## EXERCISE AIM:
Tally up the lines below with "dieser" in them. Answer with the number only.

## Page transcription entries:
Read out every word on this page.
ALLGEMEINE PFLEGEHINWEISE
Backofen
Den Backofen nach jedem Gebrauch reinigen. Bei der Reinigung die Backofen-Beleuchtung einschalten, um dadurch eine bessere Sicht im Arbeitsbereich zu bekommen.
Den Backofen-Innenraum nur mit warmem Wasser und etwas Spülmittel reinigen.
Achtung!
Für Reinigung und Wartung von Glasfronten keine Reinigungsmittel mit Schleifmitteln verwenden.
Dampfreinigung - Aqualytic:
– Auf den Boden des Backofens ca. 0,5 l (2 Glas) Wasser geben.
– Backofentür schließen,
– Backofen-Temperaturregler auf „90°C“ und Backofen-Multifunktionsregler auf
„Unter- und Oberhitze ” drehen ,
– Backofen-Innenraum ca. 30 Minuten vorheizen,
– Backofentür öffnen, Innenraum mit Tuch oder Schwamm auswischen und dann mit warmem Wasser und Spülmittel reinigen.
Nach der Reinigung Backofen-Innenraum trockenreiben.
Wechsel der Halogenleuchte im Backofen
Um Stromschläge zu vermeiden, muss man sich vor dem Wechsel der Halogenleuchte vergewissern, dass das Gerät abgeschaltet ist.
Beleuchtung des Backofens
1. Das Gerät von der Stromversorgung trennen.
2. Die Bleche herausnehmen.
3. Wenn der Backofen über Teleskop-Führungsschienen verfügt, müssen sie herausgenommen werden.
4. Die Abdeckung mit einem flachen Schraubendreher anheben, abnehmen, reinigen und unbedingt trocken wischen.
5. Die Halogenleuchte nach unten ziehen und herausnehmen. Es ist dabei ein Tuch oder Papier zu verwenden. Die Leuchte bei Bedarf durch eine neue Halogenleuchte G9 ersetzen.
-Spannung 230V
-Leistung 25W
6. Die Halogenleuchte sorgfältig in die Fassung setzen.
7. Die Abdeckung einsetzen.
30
* * *
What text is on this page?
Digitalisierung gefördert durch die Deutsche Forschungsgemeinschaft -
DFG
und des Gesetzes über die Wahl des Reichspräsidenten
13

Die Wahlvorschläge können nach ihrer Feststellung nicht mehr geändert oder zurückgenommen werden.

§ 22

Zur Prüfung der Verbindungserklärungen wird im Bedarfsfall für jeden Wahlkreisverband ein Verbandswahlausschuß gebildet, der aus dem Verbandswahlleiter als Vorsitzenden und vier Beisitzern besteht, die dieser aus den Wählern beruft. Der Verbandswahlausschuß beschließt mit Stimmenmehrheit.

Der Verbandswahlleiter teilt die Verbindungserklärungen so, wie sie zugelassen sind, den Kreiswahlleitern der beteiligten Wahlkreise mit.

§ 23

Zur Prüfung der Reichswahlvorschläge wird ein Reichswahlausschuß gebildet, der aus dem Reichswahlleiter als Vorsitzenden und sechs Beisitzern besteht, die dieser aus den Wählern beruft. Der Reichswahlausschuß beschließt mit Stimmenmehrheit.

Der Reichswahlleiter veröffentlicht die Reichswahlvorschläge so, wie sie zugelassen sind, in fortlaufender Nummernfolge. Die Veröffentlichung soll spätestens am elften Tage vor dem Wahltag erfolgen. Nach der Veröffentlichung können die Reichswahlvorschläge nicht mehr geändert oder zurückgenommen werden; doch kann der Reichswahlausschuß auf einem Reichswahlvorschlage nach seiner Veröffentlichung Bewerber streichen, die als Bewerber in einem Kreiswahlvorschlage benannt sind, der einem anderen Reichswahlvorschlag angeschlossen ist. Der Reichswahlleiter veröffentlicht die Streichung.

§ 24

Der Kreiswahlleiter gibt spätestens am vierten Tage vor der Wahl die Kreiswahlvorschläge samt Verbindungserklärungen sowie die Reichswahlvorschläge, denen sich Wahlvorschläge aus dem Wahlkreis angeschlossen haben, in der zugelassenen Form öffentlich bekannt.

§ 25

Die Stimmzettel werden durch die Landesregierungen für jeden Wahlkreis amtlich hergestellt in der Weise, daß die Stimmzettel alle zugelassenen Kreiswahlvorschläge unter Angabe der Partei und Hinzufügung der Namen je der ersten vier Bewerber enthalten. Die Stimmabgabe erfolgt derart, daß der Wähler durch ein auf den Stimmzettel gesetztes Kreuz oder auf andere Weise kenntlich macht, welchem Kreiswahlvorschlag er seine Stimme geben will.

## TASK SOLUTION:
2